**TO BE DONE**. Give the data a second time, exactly and in full.

——————————

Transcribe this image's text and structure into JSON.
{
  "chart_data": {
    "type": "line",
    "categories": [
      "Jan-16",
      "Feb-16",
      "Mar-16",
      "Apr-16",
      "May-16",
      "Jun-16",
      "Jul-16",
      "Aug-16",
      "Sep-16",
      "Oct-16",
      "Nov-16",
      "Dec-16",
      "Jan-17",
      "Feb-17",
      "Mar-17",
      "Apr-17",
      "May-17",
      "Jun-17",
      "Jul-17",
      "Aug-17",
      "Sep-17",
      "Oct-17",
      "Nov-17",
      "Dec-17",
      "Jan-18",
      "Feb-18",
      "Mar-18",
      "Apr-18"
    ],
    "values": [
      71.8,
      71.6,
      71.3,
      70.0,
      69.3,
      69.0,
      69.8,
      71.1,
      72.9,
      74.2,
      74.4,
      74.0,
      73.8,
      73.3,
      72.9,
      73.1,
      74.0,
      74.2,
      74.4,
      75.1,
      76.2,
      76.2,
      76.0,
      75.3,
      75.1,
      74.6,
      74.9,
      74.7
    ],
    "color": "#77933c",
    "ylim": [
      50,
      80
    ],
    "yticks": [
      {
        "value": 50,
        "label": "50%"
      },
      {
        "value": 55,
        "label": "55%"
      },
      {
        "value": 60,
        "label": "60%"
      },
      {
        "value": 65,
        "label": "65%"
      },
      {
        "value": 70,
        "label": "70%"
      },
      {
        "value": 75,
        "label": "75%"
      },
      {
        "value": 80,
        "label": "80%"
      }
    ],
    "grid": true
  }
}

——————————

**RESULT**.
Transcribe this image's text and structure into JSON.
{
  "chart_data": {
    "type": "line",
    "categories": [
      "Jan-16",
      "Feb-16",
      "Mar-16",
      "Apr-16",
      "May-16",
      "Jun-16",
      "Jul-16",
      "Aug-16",
      "Sep-16",
      "Oct-16",
      "Nov-16",
      "Dec-16",
      "Jan-17",
      "Feb-17",
      "Mar-17",
      "Apr-17",
      "May-17",
      "Jun-17",
      "Jul-17",
      "Aug-17",
      "Sep-17",
      "Oct-17",
      "Nov-17",
      "Dec-17",
      "Jan-18",
      "Feb-18",
      "Mar-18",
      "Apr-18"
    ],
    "values": [
      71.8,
      71.6,
      71.3,
      70.0,
      69.3,
      69.0,
      69.8,
      71.1,
      72.9,
      74.2,
      74.4,
      74.0,
      73.8,
      73.3,
      72.9,
      73.1,
      74.0,
      74.2,
      74.4,
      75.1,
      76.2,
      76.2,
      76.0,
      75.3,
      75.1,
      74.6,
      74.9,
      74.7
    ],
    "color": "#77933c",
    "ylim": [
      50,
      80
    ],
    "yticks": [
      {
        "value": 50,
        "label": "50%"
      },
      {
        "value": 55,
        "label": "55%"
      },
      {
        "value": 60,
        "label": "60%"
      },
      {
        "value": 65,
        "label": "65%"
      },
      {
        "value": 70,
        "label": "70%"
      },
      {
        "value": 75,
        "label": "75%"
      },
      {
        "value": 80,
        "label": "80%"
      }
    ],
    "grid": true
  }
}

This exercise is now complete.